→ GIVEN TASK: The records underneath are to be repeated exactly, with the pictures left out.

→ SOURCE RECORDS:
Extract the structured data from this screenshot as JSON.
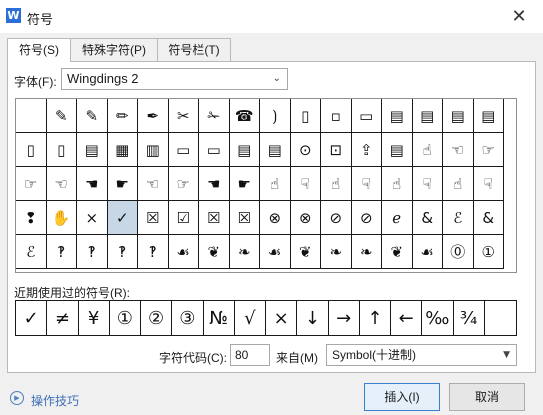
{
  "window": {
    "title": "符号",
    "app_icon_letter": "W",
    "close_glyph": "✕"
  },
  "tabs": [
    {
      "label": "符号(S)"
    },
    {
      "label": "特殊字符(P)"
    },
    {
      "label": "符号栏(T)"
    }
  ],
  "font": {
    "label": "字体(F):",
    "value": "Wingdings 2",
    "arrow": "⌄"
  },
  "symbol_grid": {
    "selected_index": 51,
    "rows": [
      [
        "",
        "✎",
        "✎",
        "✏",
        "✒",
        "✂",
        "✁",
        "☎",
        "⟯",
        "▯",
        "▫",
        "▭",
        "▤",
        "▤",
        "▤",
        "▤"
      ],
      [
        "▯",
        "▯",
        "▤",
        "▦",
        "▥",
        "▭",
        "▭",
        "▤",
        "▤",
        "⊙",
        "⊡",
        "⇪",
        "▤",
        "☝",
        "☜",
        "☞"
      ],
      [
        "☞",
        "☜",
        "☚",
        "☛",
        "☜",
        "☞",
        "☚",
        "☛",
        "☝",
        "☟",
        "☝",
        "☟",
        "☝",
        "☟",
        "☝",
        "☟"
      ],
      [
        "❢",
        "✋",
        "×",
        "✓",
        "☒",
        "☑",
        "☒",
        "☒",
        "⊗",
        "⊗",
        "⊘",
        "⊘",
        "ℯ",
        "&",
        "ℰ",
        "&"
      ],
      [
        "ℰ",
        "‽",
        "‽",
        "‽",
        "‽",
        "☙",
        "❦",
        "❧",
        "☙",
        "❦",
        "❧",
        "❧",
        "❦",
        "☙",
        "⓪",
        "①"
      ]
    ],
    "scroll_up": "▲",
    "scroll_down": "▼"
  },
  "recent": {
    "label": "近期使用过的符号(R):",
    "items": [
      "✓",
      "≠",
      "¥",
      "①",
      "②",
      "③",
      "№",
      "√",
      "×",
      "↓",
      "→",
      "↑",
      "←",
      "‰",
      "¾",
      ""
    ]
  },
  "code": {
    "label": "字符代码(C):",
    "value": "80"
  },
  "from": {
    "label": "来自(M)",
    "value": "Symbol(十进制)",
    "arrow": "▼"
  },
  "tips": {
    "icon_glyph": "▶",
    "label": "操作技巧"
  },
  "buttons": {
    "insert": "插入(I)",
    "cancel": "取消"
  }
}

→ ANSWER BELOW:
Extract the structured data from this screenshot as JSON.
{
  "window": {
    "title": "符号",
    "app_icon_letter": "W",
    "close_glyph": "✕"
  },
  "tabs": [
    {
      "label": "符号(S)"
    },
    {
      "label": "特殊字符(P)"
    },
    {
      "label": "符号栏(T)"
    }
  ],
  "font": {
    "label": "字体(F):",
    "value": "Wingdings 2",
    "arrow": "⌄"
  },
  "symbol_grid": {
    "selected_index": 51,
    "rows": [
      [
        "",
        "✎",
        "✎",
        "✏",
        "✒",
        "✂",
        "✁",
        "☎",
        "⟯",
        "▯",
        "▫",
        "▭",
        "▤",
        "▤",
        "▤",
        "▤"
      ],
      [
        "▯",
        "▯",
        "▤",
        "▦",
        "▥",
        "▭",
        "▭",
        "▤",
        "▤",
        "⊙",
        "⊡",
        "⇪",
        "▤",
        "☝",
        "☜",
        "☞"
      ],
      [
        "☞",
        "☜",
        "☚",
        "☛",
        "☜",
        "☞",
        "☚",
        "☛",
        "☝",
        "☟",
        "☝",
        "☟",
        "☝",
        "☟",
        "☝",
        "☟"
      ],
      [
        "❢",
        "✋",
        "×",
        "✓",
        "☒",
        "☑",
        "☒",
        "☒",
        "⊗",
        "⊗",
        "⊘",
        "⊘",
        "ℯ",
        "&",
        "ℰ",
        "&"
      ],
      [
        "ℰ",
        "‽",
        "‽",
        "‽",
        "‽",
        "☙",
        "❦",
        "❧",
        "☙",
        "❦",
        "❧",
        "❧",
        "❦",
        "☙",
        "⓪",
        "①"
      ]
    ],
    "scroll_up": "▲",
    "scroll_down": "▼"
  },
  "recent": {
    "label": "近期使用过的符号(R):",
    "items": [
      "✓",
      "≠",
      "¥",
      "①",
      "②",
      "③",
      "№",
      "√",
      "×",
      "↓",
      "→",
      "↑",
      "←",
      "‰",
      "¾",
      ""
    ]
  },
  "code": {
    "label": "字符代码(C):",
    "value": "80"
  },
  "from": {
    "label": "来自(M)",
    "value": "Symbol(十进制)",
    "arrow": "▼"
  },
  "tips": {
    "icon_glyph": "▶",
    "label": "操作技巧"
  },
  "buttons": {
    "insert": "插入(I)",
    "cancel": "取消"
  }
}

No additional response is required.